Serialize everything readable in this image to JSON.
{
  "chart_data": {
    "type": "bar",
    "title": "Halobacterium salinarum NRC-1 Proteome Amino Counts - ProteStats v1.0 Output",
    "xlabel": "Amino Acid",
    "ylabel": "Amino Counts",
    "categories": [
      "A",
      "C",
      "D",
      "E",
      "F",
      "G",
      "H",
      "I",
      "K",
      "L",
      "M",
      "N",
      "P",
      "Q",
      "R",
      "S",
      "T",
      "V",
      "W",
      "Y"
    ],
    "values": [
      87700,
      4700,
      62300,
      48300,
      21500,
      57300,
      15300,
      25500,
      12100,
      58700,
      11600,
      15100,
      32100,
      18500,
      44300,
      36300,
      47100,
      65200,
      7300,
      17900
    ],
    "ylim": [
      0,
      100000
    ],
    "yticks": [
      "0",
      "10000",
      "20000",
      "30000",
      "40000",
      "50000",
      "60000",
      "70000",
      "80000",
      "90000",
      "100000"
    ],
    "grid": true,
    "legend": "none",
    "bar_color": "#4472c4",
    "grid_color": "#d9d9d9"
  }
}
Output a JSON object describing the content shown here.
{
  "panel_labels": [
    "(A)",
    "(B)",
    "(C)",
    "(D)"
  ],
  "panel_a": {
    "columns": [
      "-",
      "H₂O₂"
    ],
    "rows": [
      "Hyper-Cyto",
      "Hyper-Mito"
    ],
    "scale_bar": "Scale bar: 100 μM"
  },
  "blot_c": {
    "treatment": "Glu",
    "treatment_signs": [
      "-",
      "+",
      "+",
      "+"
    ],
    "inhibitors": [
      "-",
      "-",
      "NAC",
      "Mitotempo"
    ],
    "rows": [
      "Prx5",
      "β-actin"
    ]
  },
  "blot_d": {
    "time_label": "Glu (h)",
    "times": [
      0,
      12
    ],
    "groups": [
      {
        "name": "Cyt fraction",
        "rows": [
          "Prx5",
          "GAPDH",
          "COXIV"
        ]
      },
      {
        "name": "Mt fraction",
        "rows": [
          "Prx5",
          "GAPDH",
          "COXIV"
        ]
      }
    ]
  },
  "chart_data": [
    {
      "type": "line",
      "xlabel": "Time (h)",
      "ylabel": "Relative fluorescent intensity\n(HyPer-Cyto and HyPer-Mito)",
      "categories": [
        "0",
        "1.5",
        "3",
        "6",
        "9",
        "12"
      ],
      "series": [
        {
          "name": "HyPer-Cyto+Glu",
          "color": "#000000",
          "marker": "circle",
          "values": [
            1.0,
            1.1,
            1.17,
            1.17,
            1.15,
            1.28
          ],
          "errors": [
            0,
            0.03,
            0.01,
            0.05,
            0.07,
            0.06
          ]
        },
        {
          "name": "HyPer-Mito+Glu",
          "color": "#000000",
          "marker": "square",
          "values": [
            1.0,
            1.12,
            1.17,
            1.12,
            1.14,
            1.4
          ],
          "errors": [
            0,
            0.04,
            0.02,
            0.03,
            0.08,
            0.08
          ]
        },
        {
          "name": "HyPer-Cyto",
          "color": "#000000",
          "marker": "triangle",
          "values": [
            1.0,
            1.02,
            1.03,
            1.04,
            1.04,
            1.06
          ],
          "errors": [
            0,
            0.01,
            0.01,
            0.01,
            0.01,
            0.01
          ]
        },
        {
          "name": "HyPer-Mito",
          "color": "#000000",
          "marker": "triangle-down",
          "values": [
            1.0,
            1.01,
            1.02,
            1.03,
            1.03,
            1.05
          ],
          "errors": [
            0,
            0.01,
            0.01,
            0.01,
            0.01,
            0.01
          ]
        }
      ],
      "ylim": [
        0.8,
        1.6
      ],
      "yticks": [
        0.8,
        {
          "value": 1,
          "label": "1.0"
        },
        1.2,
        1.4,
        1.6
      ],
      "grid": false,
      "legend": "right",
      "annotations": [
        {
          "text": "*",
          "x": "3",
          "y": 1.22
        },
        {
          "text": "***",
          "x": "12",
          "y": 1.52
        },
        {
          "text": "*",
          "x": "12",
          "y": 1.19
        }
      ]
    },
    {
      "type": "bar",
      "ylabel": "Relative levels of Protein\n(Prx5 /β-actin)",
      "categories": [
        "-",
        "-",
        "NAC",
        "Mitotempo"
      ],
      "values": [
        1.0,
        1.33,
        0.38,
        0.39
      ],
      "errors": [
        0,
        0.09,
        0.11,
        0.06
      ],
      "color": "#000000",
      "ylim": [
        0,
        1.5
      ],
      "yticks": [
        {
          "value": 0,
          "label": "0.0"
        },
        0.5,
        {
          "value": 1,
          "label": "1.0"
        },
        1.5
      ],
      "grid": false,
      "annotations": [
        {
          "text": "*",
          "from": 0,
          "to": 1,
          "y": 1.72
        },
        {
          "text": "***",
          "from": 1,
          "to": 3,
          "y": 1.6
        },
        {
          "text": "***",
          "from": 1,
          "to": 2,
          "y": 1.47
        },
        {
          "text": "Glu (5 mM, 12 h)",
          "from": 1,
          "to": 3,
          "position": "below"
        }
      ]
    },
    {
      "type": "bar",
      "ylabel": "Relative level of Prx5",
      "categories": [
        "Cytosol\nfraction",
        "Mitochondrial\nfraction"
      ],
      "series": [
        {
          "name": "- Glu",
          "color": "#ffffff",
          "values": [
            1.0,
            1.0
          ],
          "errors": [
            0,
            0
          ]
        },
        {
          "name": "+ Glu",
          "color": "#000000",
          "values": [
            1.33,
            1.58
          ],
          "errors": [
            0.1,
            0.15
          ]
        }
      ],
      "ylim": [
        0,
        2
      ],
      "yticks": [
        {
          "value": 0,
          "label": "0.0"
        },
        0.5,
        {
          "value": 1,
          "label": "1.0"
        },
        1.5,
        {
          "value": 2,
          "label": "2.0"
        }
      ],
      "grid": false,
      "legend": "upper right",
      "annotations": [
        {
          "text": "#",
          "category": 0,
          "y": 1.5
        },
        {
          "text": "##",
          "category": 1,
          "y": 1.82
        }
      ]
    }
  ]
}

# # # # # # #

- **Work request**
Would you copy each line of the data exactly as it appears above?

- **Task result**
Serialize everything readable in this image to JSON.
{
  "chart_data": {
    "type": "bar",
    "title": "Halobacterium salinarum NRC-1 Proteome Amino Counts - ProteStats v1.0 Output",
    "xlabel": "Amino Acid",
    "ylabel": "Amino Counts",
    "categories": [
      "A",
      "C",
      "D",
      "E",
      "F",
      "G",
      "H",
      "I",
      "K",
      "L",
      "M",
      "N",
      "P",
      "Q",
      "R",
      "S",
      "T",
      "V",
      "W",
      "Y"
    ],
    "values": [
      87700,
      4700,
      62300,
      48300,
      21500,
      57300,
      15300,
      25500,
      12100,
      58700,
      11600,
      15100,
      32100,
      18500,
      44300,
      36300,
      47100,
      65200,
      7300,
      17900
    ],
    "ylim": [
      0,
      100000
    ],
    "yticks": [
      "0",
      "10000",
      "20000",
      "30000",
      "40000",
      "50000",
      "60000",
      "70000",
      "80000",
      "90000",
      "100000"
    ],
    "grid": true,
    "legend": "none",
    "bar_color": "#4472c4",
    "grid_color": "#d9d9d9"
  }
}
Output a JSON object describing the content shown here.
{
  "panel_labels": [
    "(A)",
    "(B)",
    "(C)",
    "(D)"
  ],
  "panel_a": {
    "columns": [
      "-",
      "H₂O₂"
    ],
    "rows": [
      "Hyper-Cyto",
      "Hyper-Mito"
    ],
    "scale_bar": "Scale bar: 100 μM"
  },
  "blot_c": {
    "treatment": "Glu",
    "treatment_signs": [
      "-",
      "+",
      "+",
      "+"
    ],
    "inhibitors": [
      "-",
      "-",
      "NAC",
      "Mitotempo"
    ],
    "rows": [
      "Prx5",
      "β-actin"
    ]
  },
  "blot_d": {
    "time_label": "Glu (h)",
    "times": [
      0,
      12
    ],
    "groups": [
      {
        "name": "Cyt fraction",
        "rows": [
          "Prx5",
          "GAPDH",
          "COXIV"
        ]
      },
      {
        "name": "Mt fraction",
        "rows": [
          "Prx5",
          "GAPDH",
          "COXIV"
        ]
      }
    ]
  },
  "chart_data": [
    {
      "type": "line",
      "xlabel": "Time (h)",
      "ylabel": "Relative fluorescent intensity\n(HyPer-Cyto and HyPer-Mito)",
      "categories": [
        "0",
        "1.5",
        "3",
        "6",
        "9",
        "12"
      ],
      "series": [
        {
          "name": "HyPer-Cyto+Glu",
          "color": "#000000",
          "marker": "circle",
          "values": [
            1.0,
            1.1,
            1.17,
            1.17,
            1.15,
            1.28
          ],
          "errors": [
            0,
            0.03,
            0.01,
            0.05,
            0.07,
            0.06
          ]
        },
        {
          "name": "HyPer-Mito+Glu",
          "color": "#000000",
          "marker": "square",
          "values": [
            1.0,
            1.12,
            1.17,
            1.12,
            1.14,
            1.4
          ],
          "errors": [
            0,
            0.04,
            0.02,
            0.03,
            0.08,
            0.08
          ]
        },
        {
          "name": "HyPer-Cyto",
          "color": "#000000",
          "marker": "triangle",
          "values": [
            1.0,
            1.02,
            1.03,
            1.04,
            1.04,
            1.06
          ],
          "errors": [
            0,
            0.01,
            0.01,
            0.01,
            0.01,
            0.01
          ]
        },
        {
          "name": "HyPer-Mito",
          "color": "#000000",
          "marker": "triangle-down",
          "values": [
            1.0,
            1.01,
            1.02,
            1.03,
            1.03,
            1.05
          ],
          "errors": [
            0,
            0.01,
            0.01,
            0.01,
            0.01,
            0.01
          ]
        }
      ],
      "ylim": [
        0.8,
        1.6
      ],
      "yticks": [
        0.8,
        {
          "value": 1,
          "label": "1.0"
        },
        1.2,
        1.4,
        1.6
      ],
      "grid": false,
      "legend": "right",
      "annotations": [
        {
          "text": "*",
          "x": "3",
          "y": 1.22
        },
        {
          "text": "***",
          "x": "12",
          "y": 1.52
        },
        {
          "text": "*",
          "x": "12",
          "y": 1.19
        }
      ]
    },
    {
      "type": "bar",
      "ylabel": "Relative levels of Protein\n(Prx5 /β-actin)",
      "categories": [
        "-",
        "-",
        "NAC",
        "Mitotempo"
      ],
      "values": [
        1.0,
        1.33,
        0.38,
        0.39
      ],
      "errors": [
        0,
        0.09,
        0.11,
        0.06
      ],
      "color": "#000000",
      "ylim": [
        0,
        1.5
      ],
      "yticks": [
        {
          "value": 0,
          "label": "0.0"
        },
        0.5,
        {
          "value": 1,
          "label": "1.0"
        },
        1.5
      ],
      "grid": false,
      "annotations": [
        {
          "text": "*",
          "from": 0,
          "to": 1,
          "y": 1.72
        },
        {
          "text": "***",
          "from": 1,
          "to": 3,
          "y": 1.6
        },
        {
          "text": "***",
          "from": 1,
          "to": 2,
          "y": 1.47
        },
        {
          "text": "Glu (5 mM, 12 h)",
          "from": 1,
          "to": 3,
          "position": "below"
        }
      ]
    },
    {
      "type": "bar",
      "ylabel": "Relative level of Prx5",
      "categories": [
        "Cytosol\nfraction",
        "Mitochondrial\nfraction"
      ],
      "series": [
        {
          "name": "- Glu",
          "color": "#ffffff",
          "values": [
            1.0,
            1.0
          ],
          "errors": [
            0,
            0
          ]
        },
        {
          "name": "+ Glu",
          "color": "#000000",
          "values": [
            1.33,
            1.58
          ],
          "errors": [
            0.1,
            0.15
          ]
        }
      ],
      "ylim": [
        0,
        2
      ],
      "yticks": [
        {
          "value": 0,
          "label": "0.0"
        },
        0.5,
        {
          "value": 1,
          "label": "1.0"
        },
        1.5,
        {
          "value": 2,
          "label": "2.0"
        }
      ],
      "grid": false,
      "legend": "upper right",
      "annotations": [
        {
          "text": "#",
          "category": 0,
          "y": 1.5
        },
        {
          "text": "##",
          "category": 1,
          "y": 1.82
        }
      ]
    }
  ]
}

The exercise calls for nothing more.